- **CONSIGNE**
Extrayez telles quelles les lignes allant du début des enregistrements jusqu'à celle qui contient « - data-label: 56: [684, 86, 704, 103] », cette dernière comprise.

- **ENREGISTREMENTS PRÉSENTÉS**
*-*-*

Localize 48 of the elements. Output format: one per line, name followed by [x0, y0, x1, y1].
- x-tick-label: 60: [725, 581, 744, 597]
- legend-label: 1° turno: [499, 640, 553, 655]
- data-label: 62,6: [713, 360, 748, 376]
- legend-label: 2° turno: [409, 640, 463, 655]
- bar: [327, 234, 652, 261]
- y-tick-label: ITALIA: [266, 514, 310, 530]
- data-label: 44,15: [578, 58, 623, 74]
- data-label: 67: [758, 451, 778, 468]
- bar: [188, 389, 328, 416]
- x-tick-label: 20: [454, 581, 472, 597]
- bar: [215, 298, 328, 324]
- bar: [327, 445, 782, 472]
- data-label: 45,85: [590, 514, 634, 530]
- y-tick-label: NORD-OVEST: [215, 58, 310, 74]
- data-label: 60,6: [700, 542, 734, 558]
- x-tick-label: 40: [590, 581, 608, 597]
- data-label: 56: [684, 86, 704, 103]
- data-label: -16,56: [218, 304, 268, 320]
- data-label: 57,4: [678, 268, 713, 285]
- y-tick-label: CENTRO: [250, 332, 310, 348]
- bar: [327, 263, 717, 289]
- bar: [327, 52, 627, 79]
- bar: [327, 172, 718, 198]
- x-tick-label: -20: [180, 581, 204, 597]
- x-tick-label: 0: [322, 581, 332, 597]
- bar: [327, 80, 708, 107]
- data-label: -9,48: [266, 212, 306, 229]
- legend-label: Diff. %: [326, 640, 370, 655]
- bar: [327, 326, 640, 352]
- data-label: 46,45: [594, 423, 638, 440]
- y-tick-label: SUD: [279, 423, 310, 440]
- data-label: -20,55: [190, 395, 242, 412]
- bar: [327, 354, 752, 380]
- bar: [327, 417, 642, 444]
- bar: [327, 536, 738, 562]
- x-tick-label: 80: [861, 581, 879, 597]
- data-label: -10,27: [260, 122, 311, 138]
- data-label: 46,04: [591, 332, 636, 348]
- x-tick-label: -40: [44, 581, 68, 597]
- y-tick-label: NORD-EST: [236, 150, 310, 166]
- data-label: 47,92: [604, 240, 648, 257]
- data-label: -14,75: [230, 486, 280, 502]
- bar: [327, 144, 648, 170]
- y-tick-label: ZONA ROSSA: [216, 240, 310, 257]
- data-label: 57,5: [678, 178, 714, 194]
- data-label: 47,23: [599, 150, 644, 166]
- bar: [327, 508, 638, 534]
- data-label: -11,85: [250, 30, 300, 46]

*-*-*

- **RÉSULTAT**
Localize 48 of the elements. Output format: one per line, name followed by [x0, y0, x1, y1].
- x-tick-label: 60: [725, 581, 744, 597]
- legend-label: 1° turno: [499, 640, 553, 655]
- data-label: 62,6: [713, 360, 748, 376]
- legend-label: 2° turno: [409, 640, 463, 655]
- bar: [327, 234, 652, 261]
- y-tick-label: ITALIA: [266, 514, 310, 530]
- data-label: 44,15: [578, 58, 623, 74]
- data-label: 67: [758, 451, 778, 468]
- bar: [188, 389, 328, 416]
- x-tick-label: 20: [454, 581, 472, 597]
- bar: [215, 298, 328, 324]
- bar: [327, 445, 782, 472]
- data-label: 45,85: [590, 514, 634, 530]
- y-tick-label: NORD-OVEST: [215, 58, 310, 74]
- data-label: 60,6: [700, 542, 734, 558]
- x-tick-label: 40: [590, 581, 608, 597]
- data-label: 56: [684, 86, 704, 103]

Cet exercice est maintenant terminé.